Given exercise » Every line of the records below should be restated exactly.

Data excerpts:
____________________

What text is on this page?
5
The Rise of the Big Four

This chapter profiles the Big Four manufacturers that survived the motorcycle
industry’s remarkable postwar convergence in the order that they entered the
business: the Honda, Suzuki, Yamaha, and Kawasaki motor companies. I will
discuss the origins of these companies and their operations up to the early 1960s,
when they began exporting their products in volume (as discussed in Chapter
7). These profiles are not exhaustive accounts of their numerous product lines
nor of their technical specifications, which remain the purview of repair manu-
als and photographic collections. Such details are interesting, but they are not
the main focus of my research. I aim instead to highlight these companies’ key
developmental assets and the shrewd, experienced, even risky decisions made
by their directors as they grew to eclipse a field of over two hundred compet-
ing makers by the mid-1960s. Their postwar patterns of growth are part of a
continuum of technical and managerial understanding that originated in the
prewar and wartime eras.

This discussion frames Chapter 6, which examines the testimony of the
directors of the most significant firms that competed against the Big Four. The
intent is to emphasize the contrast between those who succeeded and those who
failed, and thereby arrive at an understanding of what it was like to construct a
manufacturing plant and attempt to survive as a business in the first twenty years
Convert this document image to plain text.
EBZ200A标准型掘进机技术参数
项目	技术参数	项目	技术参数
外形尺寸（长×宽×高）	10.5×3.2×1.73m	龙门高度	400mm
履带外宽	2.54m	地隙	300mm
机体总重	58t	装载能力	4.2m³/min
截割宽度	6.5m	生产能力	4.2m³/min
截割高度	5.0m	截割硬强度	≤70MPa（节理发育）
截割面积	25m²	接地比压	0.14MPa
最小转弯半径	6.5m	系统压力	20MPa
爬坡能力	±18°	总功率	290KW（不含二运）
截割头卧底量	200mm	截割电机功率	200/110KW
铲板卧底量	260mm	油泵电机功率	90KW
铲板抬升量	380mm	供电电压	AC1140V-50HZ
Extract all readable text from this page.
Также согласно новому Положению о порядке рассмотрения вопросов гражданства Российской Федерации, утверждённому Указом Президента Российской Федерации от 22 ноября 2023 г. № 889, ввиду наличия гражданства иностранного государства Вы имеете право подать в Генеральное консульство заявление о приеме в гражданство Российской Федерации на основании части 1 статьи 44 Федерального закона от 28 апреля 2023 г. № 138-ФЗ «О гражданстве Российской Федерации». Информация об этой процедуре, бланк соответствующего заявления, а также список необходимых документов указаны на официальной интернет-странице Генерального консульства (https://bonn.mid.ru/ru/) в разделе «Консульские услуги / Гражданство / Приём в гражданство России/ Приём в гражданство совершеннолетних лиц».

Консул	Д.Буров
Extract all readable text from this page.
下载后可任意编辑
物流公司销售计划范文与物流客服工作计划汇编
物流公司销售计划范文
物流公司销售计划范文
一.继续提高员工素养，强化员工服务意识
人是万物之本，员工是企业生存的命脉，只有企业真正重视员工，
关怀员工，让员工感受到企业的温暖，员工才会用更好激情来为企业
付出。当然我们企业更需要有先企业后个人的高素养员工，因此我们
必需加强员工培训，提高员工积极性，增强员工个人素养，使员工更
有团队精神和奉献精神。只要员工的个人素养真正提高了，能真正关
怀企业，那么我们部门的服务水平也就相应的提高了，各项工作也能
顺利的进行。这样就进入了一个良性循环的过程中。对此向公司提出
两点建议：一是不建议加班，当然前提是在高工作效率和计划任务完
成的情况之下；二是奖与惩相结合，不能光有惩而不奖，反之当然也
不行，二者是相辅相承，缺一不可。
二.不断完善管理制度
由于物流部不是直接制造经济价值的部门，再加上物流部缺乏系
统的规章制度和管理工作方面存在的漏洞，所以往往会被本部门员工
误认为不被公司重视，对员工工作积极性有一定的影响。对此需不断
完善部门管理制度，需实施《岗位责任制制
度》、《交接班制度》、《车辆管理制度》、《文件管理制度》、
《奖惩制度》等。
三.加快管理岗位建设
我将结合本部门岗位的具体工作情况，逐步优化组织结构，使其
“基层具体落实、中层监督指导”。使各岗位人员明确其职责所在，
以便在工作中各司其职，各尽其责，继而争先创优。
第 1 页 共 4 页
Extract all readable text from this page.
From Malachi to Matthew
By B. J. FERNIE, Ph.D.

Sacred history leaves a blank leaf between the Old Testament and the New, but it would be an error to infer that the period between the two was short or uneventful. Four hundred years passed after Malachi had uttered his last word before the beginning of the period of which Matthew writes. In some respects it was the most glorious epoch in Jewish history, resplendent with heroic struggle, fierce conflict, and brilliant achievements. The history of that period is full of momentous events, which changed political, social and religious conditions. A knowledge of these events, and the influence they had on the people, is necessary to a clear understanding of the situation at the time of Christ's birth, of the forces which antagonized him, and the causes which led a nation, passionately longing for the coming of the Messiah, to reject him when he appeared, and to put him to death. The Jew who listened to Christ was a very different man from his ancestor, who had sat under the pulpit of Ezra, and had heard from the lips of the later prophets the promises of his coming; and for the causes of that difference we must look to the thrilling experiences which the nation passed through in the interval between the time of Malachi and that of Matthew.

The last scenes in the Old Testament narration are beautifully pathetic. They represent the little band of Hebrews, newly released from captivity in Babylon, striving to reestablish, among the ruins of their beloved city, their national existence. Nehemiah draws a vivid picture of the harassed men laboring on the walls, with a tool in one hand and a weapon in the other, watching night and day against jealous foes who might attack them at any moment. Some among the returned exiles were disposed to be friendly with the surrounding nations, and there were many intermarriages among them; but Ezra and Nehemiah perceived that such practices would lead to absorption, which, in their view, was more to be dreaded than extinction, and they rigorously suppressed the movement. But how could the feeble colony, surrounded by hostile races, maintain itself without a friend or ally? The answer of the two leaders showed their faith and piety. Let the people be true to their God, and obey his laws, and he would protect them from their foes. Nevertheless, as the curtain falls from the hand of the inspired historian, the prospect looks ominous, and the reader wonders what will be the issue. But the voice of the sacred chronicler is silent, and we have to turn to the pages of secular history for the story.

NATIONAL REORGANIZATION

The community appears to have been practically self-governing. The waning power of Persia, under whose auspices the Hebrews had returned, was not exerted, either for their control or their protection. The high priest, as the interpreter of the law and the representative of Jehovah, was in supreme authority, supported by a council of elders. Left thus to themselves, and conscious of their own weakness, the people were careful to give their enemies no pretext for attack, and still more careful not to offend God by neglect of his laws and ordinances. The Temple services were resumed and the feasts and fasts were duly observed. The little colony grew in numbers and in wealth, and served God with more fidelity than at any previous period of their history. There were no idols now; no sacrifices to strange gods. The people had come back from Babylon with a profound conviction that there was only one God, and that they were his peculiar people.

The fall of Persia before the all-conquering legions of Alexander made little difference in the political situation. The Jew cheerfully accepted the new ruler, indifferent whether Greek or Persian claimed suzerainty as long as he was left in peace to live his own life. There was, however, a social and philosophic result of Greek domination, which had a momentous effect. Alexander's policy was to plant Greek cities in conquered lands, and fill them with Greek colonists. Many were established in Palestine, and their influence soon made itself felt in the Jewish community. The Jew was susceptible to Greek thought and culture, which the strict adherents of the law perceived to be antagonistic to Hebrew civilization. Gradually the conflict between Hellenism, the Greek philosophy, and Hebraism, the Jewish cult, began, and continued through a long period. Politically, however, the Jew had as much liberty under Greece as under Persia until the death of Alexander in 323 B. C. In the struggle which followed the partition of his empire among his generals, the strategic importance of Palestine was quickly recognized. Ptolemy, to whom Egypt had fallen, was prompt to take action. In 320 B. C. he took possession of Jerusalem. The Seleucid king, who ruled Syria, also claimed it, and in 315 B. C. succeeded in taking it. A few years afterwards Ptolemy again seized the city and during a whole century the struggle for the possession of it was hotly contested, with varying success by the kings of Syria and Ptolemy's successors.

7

____________________

Written response »
What text is on this page?
5
The Rise of the Big Four

This chapter profiles the Big Four manufacturers that survived the motorcycle
industry’s remarkable postwar convergence in the order that they entered the
business: the Honda, Suzuki, Yamaha, and Kawasaki motor companies. I will
discuss the origins of these companies and their operations up to the early 1960s,
when they began exporting their products in volume (as discussed in Chapter
7). These profiles are not exhaustive accounts of their numerous product lines
nor of their technical specifications, which remain the purview of repair manu-
als and photographic collections. Such details are interesting, but they are not
the main focus of my research. I aim instead to highlight these companies’ key
developmental assets and the shrewd, experienced, even risky decisions made
by their directors as they grew to eclipse a field of over two hundred compet-
ing makers by the mid-1960s. Their postwar patterns of growth are part of a
continuum of technical and managerial understanding that originated in the
prewar and wartime eras.

This discussion frames Chapter 6, which examines the testimony of the
directors of the most significant firms that competed against the Big Four. The
intent is to emphasize the contrast between those who succeeded and those who
failed, and thereby arrive at an understanding of what it was like to construct a
manufacturing plant and attempt to survive as a business in the first twenty years
Convert this document image to plain text.
EBZ200A标准型掘进机技术参数
项目	技术参数	项目	技术参数
外形尺寸（长×宽×高）	10.5×3.2×1.73m	龙门高度	400mm
履带外宽	2.54m	地隙	300mm
机体总重	58t	装载能力	4.2m³/min
截割宽度	6.5m	生产能力	4.2m³/min
截割高度	5.0m	截割硬强度	≤70MPa（节理发育）
截割面积	25m²	接地比压	0.14MPa
最小转弯半径	6.5m	系统压力	20MPa
爬坡能力	±18°	总功率	290KW（不含二运）
截割头卧底量	200mm	截割电机功率	200/110KW
铲板卧底量	260mm	油泵电机功率	90KW
铲板抬升量	380mm	供电电压	AC1140V-50HZ
Extract all readable text from this page.
Также согласно новому Положению о порядке рассмотрения вопросов гражданства Российской Федерации, утверждённому Указом Президента Российской Федерации от 22 ноября 2023 г. № 889, ввиду наличия гражданства иностранного государства Вы имеете право подать в Генеральное консульство заявление о приеме в гражданство Российской Федерации на основании части 1 статьи 44 Федерального закона от 28 апреля 2023 г. № 138-ФЗ «О гражданстве Российской Федерации». Информация об этой процедуре, бланк соответствующего заявления, а также список необходимых документов указаны на официальной интернет-странице Генерального консульства (https://bonn.mid.ru/ru/) в разделе «Консульские услуги / Гражданство / Приём в гражданство России/ Приём в гражданство совершеннолетних лиц».

Консул	Д.Буров
Extract all readable text from this page.
下载后可任意编辑
物流公司销售计划范文与物流客服工作计划汇编
物流公司销售计划范文
物流公司销售计划范文
一.继续提高员工素养，强化员工服务意识
人是万物之本，员工是企业生存的命脉，只有企业真正重视员工，
关怀员工，让员工感受到企业的温暖，员工才会用更好激情来为企业
付出。当然我们企业更需要有先企业后个人的高素养员工，因此我们
必需加强员工培训，提高员工积极性，增强员工个人素养，使员工更
有团队精神和奉献精神。只要员工的个人素养真正提高了，能真正关
怀企业，那么我们部门的服务水平也就相应的提高了，各项工作也能
顺利的进行。这样就进入了一个良性循环的过程中。对此向公司提出
两点建议：一是不建议加班，当然前提是在高工作效率和计划任务完
成的情况之下；二是奖与惩相结合，不能光有惩而不奖，反之当然也
不行，二者是相辅相承，缺一不可。
二.不断完善管理制度
由于物流部不是直接制造经济价值的部门，再加上物流部缺乏系
统的规章制度和管理工作方面存在的漏洞，所以往往会被本部门员工
误认为不被公司重视，对员工工作积极性有一定的影响。对此需不断
完善部门管理制度，需实施《岗位责任制制
度》、《交接班制度》、《车辆管理制度》、《文件管理制度》、
《奖惩制度》等。
三.加快管理岗位建设
我将结合本部门岗位的具体工作情况，逐步优化组织结构，使其
“基层具体落实、中层监督指导”。使各岗位人员明确其职责所在，
以便在工作中各司其职，各尽其责，继而争先创优。
第 1 页 共 4 页
Extract all readable text from this page.
From Malachi to Matthew
By B. J. FERNIE, Ph.D.

Sacred history leaves a blank leaf between the Old Testament and the New, but it would be an error to infer that the period between the two was short or uneventful. Four hundred years passed after Malachi had uttered his last word before the beginning of the period of which Matthew writes. In some respects it was the most glorious epoch in Jewish history, resplendent with heroic struggle, fierce conflict, and brilliant achievements. The history of that period is full of momentous events, which changed political, social and religious conditions. A knowledge of these events, and the influence they had on the people, is necessary to a clear understanding of the situation at the time of Christ's birth, of the forces which antagonized him, and the causes which led a nation, passionately longing for the coming of the Messiah, to reject him when he appeared, and to put him to death. The Jew who listened to Christ was a very different man from his ancestor, who had sat under the pulpit of Ezra, and had heard from the lips of the later prophets the promises of his coming; and for the causes of that difference we must look to the thrilling experiences which the nation passed through in the interval between the time of Malachi and that of Matthew.

The last scenes in the Old Testament narration are beautifully pathetic. They represent the little band of Hebrews, newly released from captivity in Babylon, striving to reestablish, among the ruins of their beloved city, their national existence. Nehemiah draws a vivid picture of the harassed men laboring on the walls, with a tool in one hand and a weapon in the other, watching night and day against jealous foes who might attack them at any moment. Some among the returned exiles were disposed to be friendly with the surrounding nations, and there were many intermarriages among them; but Ezra and Nehemiah perceived that such practices would lead to absorption, which, in their view, was more to be dreaded than extinction, and they rigorously suppressed the movement. But how could the feeble colony, surrounded by hostile races, maintain itself without a friend or ally? The answer of the two leaders showed their faith and piety. Let the people be true to their God, and obey his laws, and he would protect them from their foes. Nevertheless, as the curtain falls from the hand of the inspired historian, the prospect looks ominous, and the reader wonders what will be the issue. But the voice of the sacred chronicler is silent, and we have to turn to the pages of secular history for the story.

NATIONAL REORGANIZATION

The community appears to have been practically self-governing. The waning power of Persia, under whose auspices the Hebrews had returned, was not exerted, either for their control or their protection. The high priest, as the interpreter of the law and the representative of Jehovah, was in supreme authority, supported by a council of elders. Left thus to themselves, and conscious of their own weakness, the people were careful to give their enemies no pretext for attack, and still more careful not to offend God by neglect of his laws and ordinances. The Temple services were resumed and the feasts and fasts were duly observed. The little colony grew in numbers and in wealth, and served God with more fidelity than at any previous period of their history. There were no idols now; no sacrifices to strange gods. The people had come back from Babylon with a profound conviction that there was only one God, and that they were his peculiar people.

The fall of Persia before the all-conquering legions of Alexander made little difference in the political situation. The Jew cheerfully accepted the new ruler, indifferent whether Greek or Persian claimed suzerainty as long as he was left in peace to live his own life. There was, however, a social and philosophic result of Greek domination, which had a momentous effect. Alexander's policy was to plant Greek cities in conquered lands, and fill them with Greek colonists. Many were established in Palestine, and their influence soon made itself felt in the Jewish community. The Jew was susceptible to Greek thought and culture, which the strict adherents of the law perceived to be antagonistic to Hebrew civilization. Gradually the conflict between Hellenism, the Greek philosophy, and Hebraism, the Jewish cult, began, and continued through a long period. Politically, however, the Jew had as much liberty under Greece as under Persia until the death of Alexander in 323 B. C. In the struggle which followed the partition of his empire among his generals, the strategic importance of Palestine was quickly recognized. Ptolemy, to whom Egypt had fallen, was prompt to take action. In 320 B. C. he took possession of Jerusalem. The Seleucid king, who ruled Syria, also claimed it, and in 315 B. C. succeeded in taking it. A few years afterwards Ptolemy again seized the city and during a whole century the struggle for the possession of it was hotly contested, with varying success by the kings of Syria and Ptolemy's successors.

7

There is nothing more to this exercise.